<<<<

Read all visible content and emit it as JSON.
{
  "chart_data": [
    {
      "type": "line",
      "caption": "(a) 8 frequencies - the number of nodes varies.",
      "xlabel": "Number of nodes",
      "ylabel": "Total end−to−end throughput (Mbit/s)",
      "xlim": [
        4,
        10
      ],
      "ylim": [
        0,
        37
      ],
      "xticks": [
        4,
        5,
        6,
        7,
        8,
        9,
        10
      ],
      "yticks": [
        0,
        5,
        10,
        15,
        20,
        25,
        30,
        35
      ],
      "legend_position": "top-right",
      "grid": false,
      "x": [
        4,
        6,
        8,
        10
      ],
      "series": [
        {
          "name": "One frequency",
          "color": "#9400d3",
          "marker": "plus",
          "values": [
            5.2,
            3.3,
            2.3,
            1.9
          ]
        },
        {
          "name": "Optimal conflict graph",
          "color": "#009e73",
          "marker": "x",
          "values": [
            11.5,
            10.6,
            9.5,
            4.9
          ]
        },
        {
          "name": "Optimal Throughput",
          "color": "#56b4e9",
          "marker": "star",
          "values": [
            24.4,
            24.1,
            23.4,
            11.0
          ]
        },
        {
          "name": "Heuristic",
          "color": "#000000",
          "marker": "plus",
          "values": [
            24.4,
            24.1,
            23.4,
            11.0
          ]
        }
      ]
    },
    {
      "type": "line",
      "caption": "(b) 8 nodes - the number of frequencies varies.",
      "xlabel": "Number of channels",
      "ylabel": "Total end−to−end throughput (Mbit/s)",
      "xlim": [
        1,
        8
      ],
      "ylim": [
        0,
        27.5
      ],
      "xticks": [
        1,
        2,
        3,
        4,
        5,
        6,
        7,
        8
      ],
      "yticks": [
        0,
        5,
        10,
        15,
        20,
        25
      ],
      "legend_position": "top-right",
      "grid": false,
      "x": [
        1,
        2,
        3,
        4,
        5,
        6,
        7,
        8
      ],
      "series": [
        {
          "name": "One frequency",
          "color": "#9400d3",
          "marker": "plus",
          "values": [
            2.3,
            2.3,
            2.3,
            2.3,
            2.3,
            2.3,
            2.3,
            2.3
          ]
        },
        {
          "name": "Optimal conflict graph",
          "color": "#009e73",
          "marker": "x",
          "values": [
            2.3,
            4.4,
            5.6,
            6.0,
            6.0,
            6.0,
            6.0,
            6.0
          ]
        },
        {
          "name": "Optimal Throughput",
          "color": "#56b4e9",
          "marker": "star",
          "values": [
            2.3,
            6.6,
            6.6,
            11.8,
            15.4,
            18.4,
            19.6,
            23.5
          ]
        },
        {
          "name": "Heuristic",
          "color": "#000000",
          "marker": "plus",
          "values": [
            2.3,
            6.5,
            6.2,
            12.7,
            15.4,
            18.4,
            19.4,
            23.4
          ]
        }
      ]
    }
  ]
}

>>>>

GOAL. Pick out every line with the string "caption" and copy it.

ANSWER FOR THE TASK.
      "caption": "(a) 8 frequencies - the number of nodes varies.",
      "caption": "(b) 8 nodes - the number of frequencies varies.",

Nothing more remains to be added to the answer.